Aim of the exercise:
Write out each entry, exactly the way it appears.

Records shown:
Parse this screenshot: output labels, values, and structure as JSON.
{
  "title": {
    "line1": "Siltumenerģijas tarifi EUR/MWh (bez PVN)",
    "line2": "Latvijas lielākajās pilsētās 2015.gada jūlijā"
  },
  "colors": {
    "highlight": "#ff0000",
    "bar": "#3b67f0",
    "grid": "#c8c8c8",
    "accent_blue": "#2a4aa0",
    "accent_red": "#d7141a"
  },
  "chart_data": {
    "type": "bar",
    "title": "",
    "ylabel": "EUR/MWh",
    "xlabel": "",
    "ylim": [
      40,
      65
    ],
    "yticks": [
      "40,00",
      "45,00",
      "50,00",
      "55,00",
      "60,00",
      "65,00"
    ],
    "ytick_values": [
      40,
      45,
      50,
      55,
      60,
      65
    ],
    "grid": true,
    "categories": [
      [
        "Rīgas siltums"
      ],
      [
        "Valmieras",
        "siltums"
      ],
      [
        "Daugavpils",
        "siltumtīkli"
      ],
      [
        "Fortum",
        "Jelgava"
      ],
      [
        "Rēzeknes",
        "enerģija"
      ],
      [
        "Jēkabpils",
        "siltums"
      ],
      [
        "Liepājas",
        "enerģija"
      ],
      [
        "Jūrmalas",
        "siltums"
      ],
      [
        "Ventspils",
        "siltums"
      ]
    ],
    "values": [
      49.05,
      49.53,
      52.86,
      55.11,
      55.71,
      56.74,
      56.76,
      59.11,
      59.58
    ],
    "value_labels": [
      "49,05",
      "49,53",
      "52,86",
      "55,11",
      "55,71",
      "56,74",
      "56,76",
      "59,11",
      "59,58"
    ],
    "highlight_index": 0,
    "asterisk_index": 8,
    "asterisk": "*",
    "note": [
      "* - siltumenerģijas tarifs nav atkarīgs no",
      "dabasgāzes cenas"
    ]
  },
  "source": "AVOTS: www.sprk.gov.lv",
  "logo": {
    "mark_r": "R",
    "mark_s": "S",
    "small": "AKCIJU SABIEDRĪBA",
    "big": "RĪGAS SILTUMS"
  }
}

Correct response:
Parse this screenshot: output labels, values, and structure as JSON.
{
  "title": {
    "line1": "Siltumenerģijas tarifi EUR/MWh (bez PVN)",
    "line2": "Latvijas lielākajās pilsētās 2015.gada jūlijā"
  },
  "colors": {
    "highlight": "#ff0000",
    "bar": "#3b67f0",
    "grid": "#c8c8c8",
    "accent_blue": "#2a4aa0",
    "accent_red": "#d7141a"
  },
  "chart_data": {
    "type": "bar",
    "title": "",
    "ylabel": "EUR/MWh",
    "xlabel": "",
    "ylim": [
      40,
      65
    ],
    "yticks": [
      "40,00",
      "45,00",
      "50,00",
      "55,00",
      "60,00",
      "65,00"
    ],
    "ytick_values": [
      40,
      45,
      50,
      55,
      60,
      65
    ],
    "grid": true,
    "categories": [
      [
        "Rīgas siltums"
      ],
      [
        "Valmieras",
        "siltums"
      ],
      [
        "Daugavpils",
        "siltumtīkli"
      ],
      [
        "Fortum",
        "Jelgava"
      ],
      [
        "Rēzeknes",
        "enerģija"
      ],
      [
        "Jēkabpils",
        "siltums"
      ],
      [
        "Liepājas",
        "enerģija"
      ],
      [
        "Jūrmalas",
        "siltums"
      ],
      [
        "Ventspils",
        "siltums"
      ]
    ],
    "values": [
      49.05,
      49.53,
      52.86,
      55.11,
      55.71,
      56.74,
      56.76,
      59.11,
      59.58
    ],
    "value_labels": [
      "49,05",
      "49,53",
      "52,86",
      "55,11",
      "55,71",
      "56,74",
      "56,76",
      "59,11",
      "59,58"
    ],
    "highlight_index": 0,
    "asterisk_index": 8,
    "asterisk": "*",
    "note": [
      "* - siltumenerģijas tarifs nav atkarīgs no",
      "dabasgāzes cenas"
    ]
  },
  "source": "AVOTS: www.sprk.gov.lv",
  "logo": {
    "mark_r": "R",
    "mark_s": "S",
    "small": "AKCIJU SABIEDRĪBA",
    "big": "RĪGAS SILTUMS"
  }
}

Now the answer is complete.